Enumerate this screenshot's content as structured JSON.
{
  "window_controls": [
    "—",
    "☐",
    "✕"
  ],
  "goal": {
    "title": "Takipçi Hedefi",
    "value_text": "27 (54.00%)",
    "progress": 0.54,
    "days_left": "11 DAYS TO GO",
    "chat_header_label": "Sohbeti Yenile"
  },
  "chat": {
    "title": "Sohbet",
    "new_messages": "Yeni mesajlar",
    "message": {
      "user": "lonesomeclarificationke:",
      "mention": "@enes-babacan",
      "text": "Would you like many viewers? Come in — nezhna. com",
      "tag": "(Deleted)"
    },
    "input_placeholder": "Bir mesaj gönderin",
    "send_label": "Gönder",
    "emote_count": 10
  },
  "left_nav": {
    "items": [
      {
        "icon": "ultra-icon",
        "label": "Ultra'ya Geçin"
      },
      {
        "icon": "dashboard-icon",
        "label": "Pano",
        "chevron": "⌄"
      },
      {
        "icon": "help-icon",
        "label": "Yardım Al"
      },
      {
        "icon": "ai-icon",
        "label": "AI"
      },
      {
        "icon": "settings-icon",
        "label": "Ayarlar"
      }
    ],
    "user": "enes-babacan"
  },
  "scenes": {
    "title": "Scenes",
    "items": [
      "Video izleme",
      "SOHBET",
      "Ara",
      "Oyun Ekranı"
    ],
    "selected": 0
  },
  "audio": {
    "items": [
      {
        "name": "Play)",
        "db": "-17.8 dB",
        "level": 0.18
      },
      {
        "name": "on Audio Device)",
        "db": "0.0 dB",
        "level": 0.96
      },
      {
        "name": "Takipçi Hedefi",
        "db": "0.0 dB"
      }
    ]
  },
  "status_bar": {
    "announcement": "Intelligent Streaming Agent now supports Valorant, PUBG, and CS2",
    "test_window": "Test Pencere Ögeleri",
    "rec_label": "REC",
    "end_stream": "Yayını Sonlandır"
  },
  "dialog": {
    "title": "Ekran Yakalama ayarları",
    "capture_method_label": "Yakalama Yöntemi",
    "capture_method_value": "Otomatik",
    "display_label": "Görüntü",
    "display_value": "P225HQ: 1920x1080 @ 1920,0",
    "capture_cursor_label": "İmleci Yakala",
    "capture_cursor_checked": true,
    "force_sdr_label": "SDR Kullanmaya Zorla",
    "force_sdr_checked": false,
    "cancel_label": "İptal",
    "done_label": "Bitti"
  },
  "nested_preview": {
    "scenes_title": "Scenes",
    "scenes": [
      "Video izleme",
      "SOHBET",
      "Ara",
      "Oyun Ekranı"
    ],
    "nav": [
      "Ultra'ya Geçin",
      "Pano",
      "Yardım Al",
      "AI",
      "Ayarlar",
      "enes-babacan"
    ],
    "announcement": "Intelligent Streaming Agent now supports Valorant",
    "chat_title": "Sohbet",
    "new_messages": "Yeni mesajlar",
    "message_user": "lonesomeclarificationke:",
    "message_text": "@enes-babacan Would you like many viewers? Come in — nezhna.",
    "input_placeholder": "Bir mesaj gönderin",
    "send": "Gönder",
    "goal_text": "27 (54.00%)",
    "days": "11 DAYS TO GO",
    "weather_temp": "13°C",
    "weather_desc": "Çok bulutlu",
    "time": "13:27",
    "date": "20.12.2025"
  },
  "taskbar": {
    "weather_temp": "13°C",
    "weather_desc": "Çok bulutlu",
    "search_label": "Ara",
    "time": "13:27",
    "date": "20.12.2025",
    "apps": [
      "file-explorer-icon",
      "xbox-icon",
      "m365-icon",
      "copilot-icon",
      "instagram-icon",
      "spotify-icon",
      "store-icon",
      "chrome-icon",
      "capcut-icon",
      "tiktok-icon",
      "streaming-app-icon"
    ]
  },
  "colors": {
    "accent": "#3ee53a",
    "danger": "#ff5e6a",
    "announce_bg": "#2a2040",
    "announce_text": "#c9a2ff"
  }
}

******

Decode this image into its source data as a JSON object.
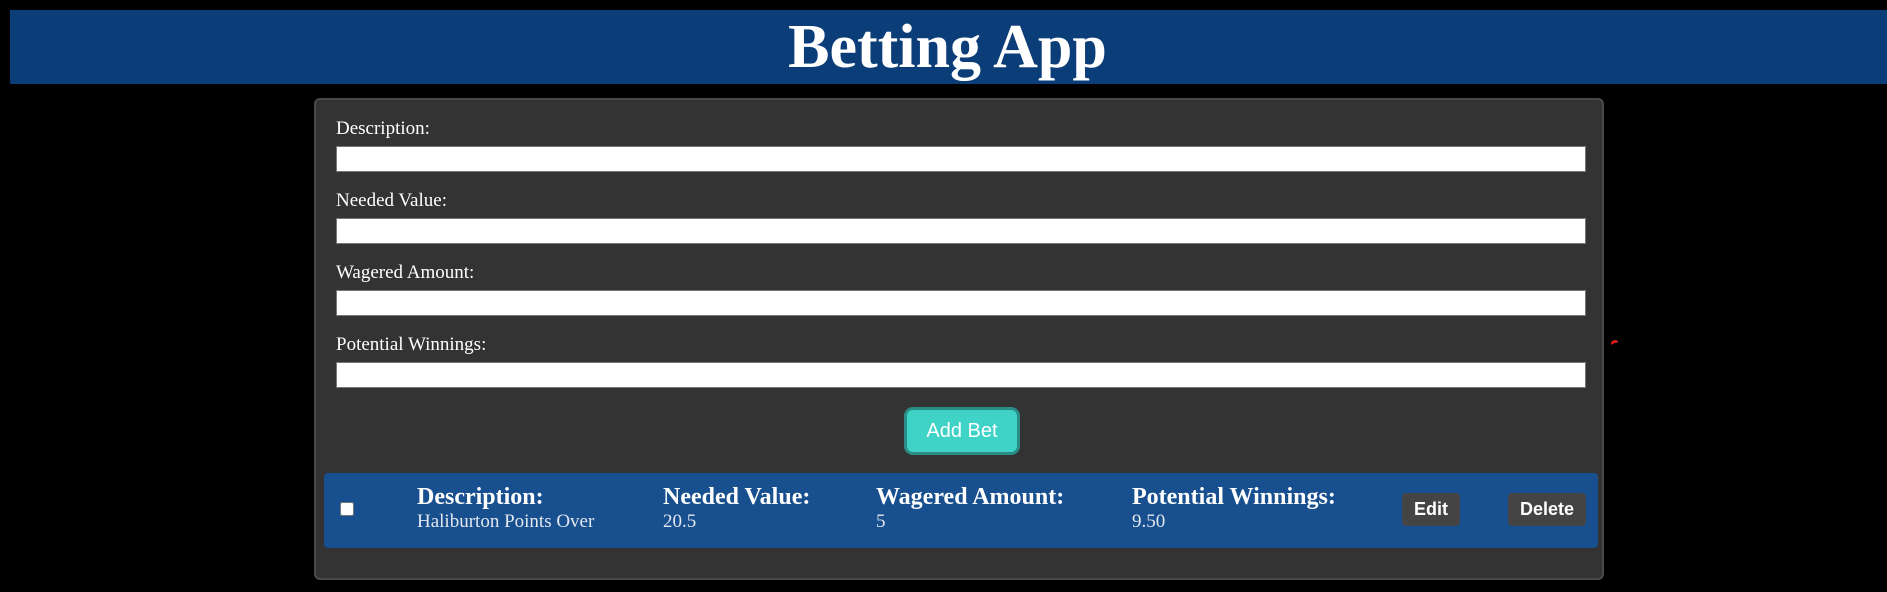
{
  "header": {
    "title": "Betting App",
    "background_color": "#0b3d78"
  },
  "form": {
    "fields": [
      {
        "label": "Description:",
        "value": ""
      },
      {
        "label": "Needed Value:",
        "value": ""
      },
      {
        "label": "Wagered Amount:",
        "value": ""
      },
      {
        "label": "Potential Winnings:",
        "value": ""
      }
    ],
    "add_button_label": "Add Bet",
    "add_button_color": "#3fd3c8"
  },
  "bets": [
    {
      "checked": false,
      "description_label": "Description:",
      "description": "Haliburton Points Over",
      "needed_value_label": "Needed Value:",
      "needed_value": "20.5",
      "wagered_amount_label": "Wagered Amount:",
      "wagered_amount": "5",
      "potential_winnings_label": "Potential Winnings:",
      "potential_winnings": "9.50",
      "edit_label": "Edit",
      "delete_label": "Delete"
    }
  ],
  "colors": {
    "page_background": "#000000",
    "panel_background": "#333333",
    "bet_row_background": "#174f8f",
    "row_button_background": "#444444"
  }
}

******

Read the data above. Pull out each line in which the string "JSON" appears.

Enumerate this screenshot's content as structured JSON.
Decode this image into its source data as a JSON object.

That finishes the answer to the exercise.